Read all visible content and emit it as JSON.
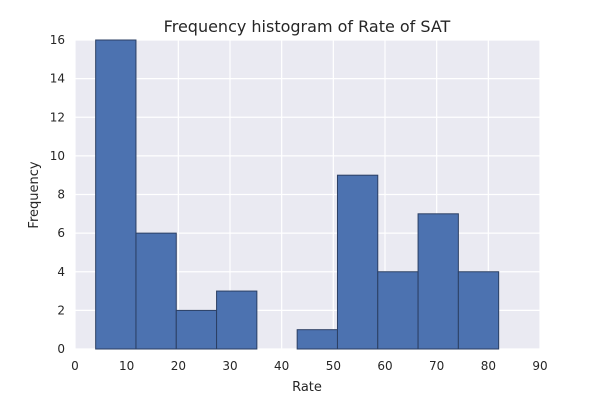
{
  "chart_data": {
    "type": "bar",
    "title": "Frequency histogram of Rate of SAT",
    "xlabel": "Rate",
    "ylabel": "Frequency",
    "xlim": [
      0,
      90
    ],
    "ylim": [
      0,
      16
    ],
    "xticks": [
      0,
      10,
      20,
      30,
      40,
      50,
      60,
      70,
      80,
      90
    ],
    "yticks": [
      0,
      2,
      4,
      6,
      8,
      10,
      12,
      14,
      16
    ],
    "grid": true,
    "colors": {
      "bar": "#4c72b0",
      "edge": "#2b3f63",
      "background": "#eaeaf2",
      "grid": "#ffffff"
    },
    "bins": [
      {
        "x0": 4.0,
        "x1": 11.8,
        "value": 16
      },
      {
        "x0": 11.8,
        "x1": 19.6,
        "value": 6
      },
      {
        "x0": 19.6,
        "x1": 27.4,
        "value": 2
      },
      {
        "x0": 27.4,
        "x1": 35.2,
        "value": 3
      },
      {
        "x0": 35.2,
        "x1": 43.0,
        "value": 0
      },
      {
        "x0": 43.0,
        "x1": 50.8,
        "value": 1
      },
      {
        "x0": 50.8,
        "x1": 58.6,
        "value": 9
      },
      {
        "x0": 58.6,
        "x1": 66.4,
        "value": 4
      },
      {
        "x0": 66.4,
        "x1": 74.2,
        "value": 7
      },
      {
        "x0": 74.2,
        "x1": 82.0,
        "value": 4
      }
    ]
  }
}
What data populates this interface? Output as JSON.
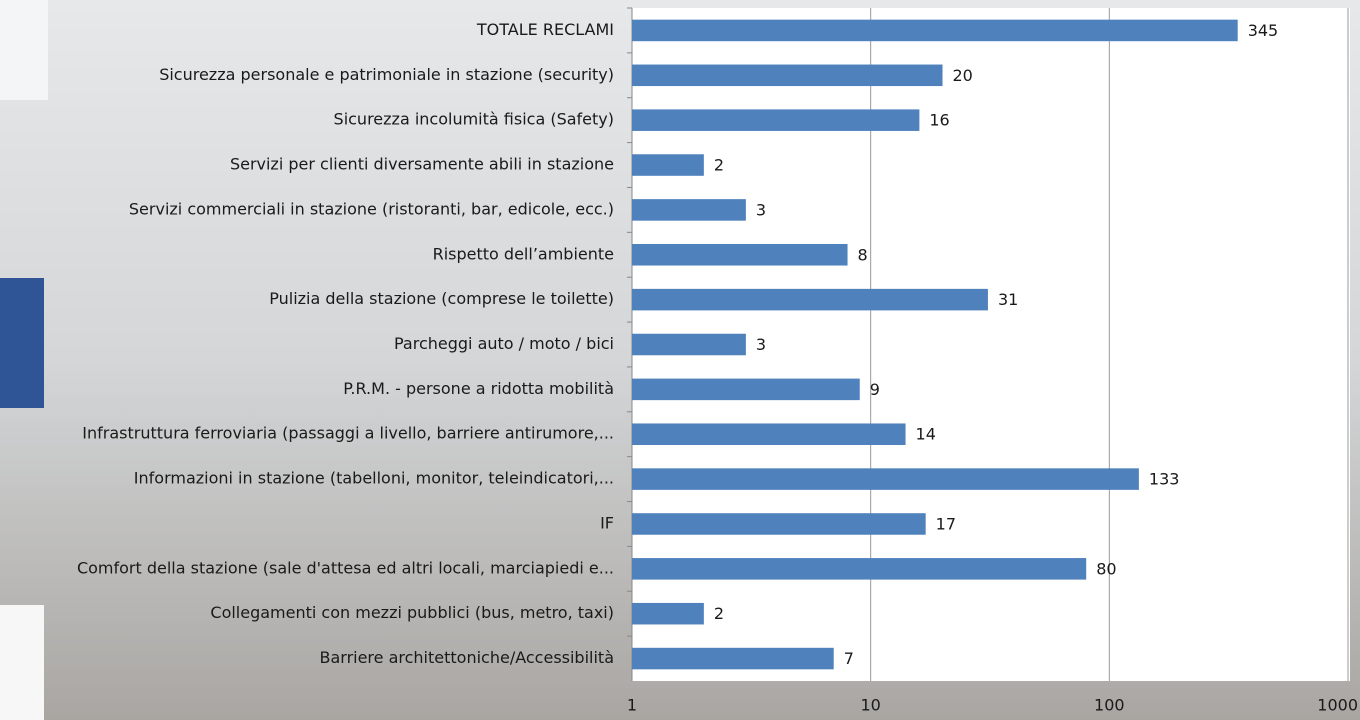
{
  "chart_data": {
    "type": "bar",
    "orientation": "horizontal",
    "log_scale": true,
    "grid": true,
    "color": "#4f81bd",
    "categories": [
      "TOTALE RECLAMI",
      "Sicurezza personale e patrimoniale in stazione (security)",
      "Sicurezza incolumità fisica (Safety)",
      "Servizi per clienti diversamente abili in stazione",
      "Servizi commerciali in stazione (ristoranti, bar, edicole, ecc.)",
      "Rispetto dell’ambiente",
      "Pulizia della stazione (comprese le toilette)",
      "Parcheggi auto / moto / bici",
      "P.R.M. - persone a ridotta mobilità",
      "Infrastruttura ferroviaria (passaggi a livello, barriere antirumore,...",
      "Informazioni in stazione (tabelloni, monitor, teleindicatori,...",
      "IF",
      "Comfort della stazione (sale d'attesa ed altri locali, marciapiedi e...",
      "Collegamenti con mezzi pubblici (bus, metro, taxi)",
      "Barriere architettoniche/Accessibilità"
    ],
    "values": [
      345,
      20,
      16,
      2,
      3,
      8,
      31,
      3,
      9,
      14,
      133,
      17,
      80,
      2,
      7
    ],
    "xlim": [
      1,
      1000
    ],
    "xticks": [
      1,
      10,
      100,
      1000
    ]
  }
}
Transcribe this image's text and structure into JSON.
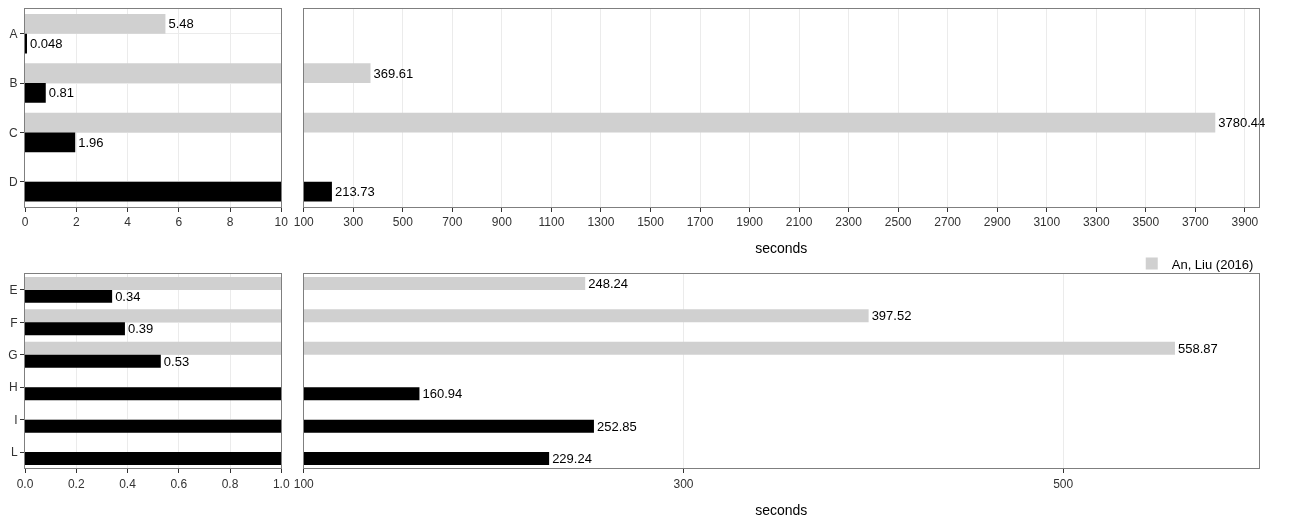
{
  "chart_data": [
    {
      "type": "bar",
      "orientation": "horizontal",
      "categories": [
        "A",
        "B",
        "C",
        "D"
      ],
      "xlim": [
        0,
        10
      ],
      "xticks": [
        0,
        2,
        4,
        6,
        8,
        10
      ],
      "grid": true,
      "tick_labels": "xy",
      "series": [
        {
          "color": "#d0d0d0",
          "values": [
            5.48,
            10,
            10,
            null
          ],
          "value_labels": [
            "5.48",
            null,
            null,
            null
          ]
        },
        {
          "color": "#000000",
          "values": [
            0.048,
            0.81,
            1.96,
            10
          ],
          "value_labels": [
            "0.048",
            "0.81",
            "1.96",
            null
          ]
        }
      ]
    },
    {
      "type": "bar",
      "orientation": "horizontal",
      "categories": [
        null,
        null,
        null,
        null
      ],
      "xlim": [
        100,
        3956
      ],
      "xticks": [
        100,
        300,
        500,
        700,
        900,
        1100,
        1300,
        1500,
        1700,
        1900,
        2100,
        2300,
        2500,
        2700,
        2900,
        3100,
        3300,
        3500,
        3700,
        3900
      ],
      "xlabel": "seconds",
      "grid": true,
      "tick_labels": "x",
      "legend": "bottom right",
      "series": [
        {
          "name": "An, Liu (2016)",
          "color": "#d0d0d0",
          "values": [
            null,
            369.61,
            3780.44,
            null
          ],
          "value_labels": [
            null,
            "369.61",
            "3780.44",
            null
          ]
        },
        {
          "color": "#000000",
          "values": [
            null,
            null,
            null,
            213.73
          ],
          "value_labels": [
            null,
            null,
            null,
            "213.73"
          ]
        }
      ]
    },
    {
      "type": "bar",
      "orientation": "horizontal",
      "categories": [
        "E",
        "F",
        "G",
        "H",
        "I",
        "L"
      ],
      "xlim": [
        0,
        1
      ],
      "xticks": [
        {
          "value": 0,
          "label": "0.0"
        },
        0.2,
        0.4,
        0.6,
        0.8,
        {
          "value": 1,
          "label": "1.0"
        }
      ],
      "grid": true,
      "tick_labels": "xy",
      "series": [
        {
          "color": "#d0d0d0",
          "values": [
            1,
            1,
            1,
            null,
            null,
            null
          ],
          "value_labels": [
            null,
            null,
            null,
            null,
            null,
            null
          ]
        },
        {
          "color": "#000000",
          "values": [
            0.34,
            0.39,
            0.53,
            1,
            1,
            1
          ],
          "value_labels": [
            "0.34",
            "0.39",
            "0.53",
            null,
            null,
            null
          ]
        }
      ]
    },
    {
      "type": "bar",
      "orientation": "horizontal",
      "categories": [
        null,
        null,
        null,
        null,
        null,
        null
      ],
      "xlim": [
        100,
        603
      ],
      "xticks": [
        100,
        300,
        500
      ],
      "xlabel": "seconds",
      "grid": true,
      "tick_labels": "x",
      "series": [
        {
          "color": "#d0d0d0",
          "values": [
            248.24,
            397.52,
            558.87,
            null,
            null,
            null
          ],
          "value_labels": [
            "248.24",
            "397.52",
            "558.87",
            null,
            null,
            null
          ]
        },
        {
          "color": "#000000",
          "values": [
            null,
            null,
            null,
            160.94,
            252.85,
            229.24
          ],
          "value_labels": [
            null,
            null,
            null,
            "160.94",
            "252.85",
            "229.24"
          ]
        }
      ]
    }
  ]
}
++++++++++++++++++++
**EXERCISE AIM**. Copy each line above that contains the word "JSON".

**CORRECT RESPONSE**.
Read all visible content and emit it as JSON.
What data populates this interface? Output as JSON.
Transcribe this image's text and structure into JSON.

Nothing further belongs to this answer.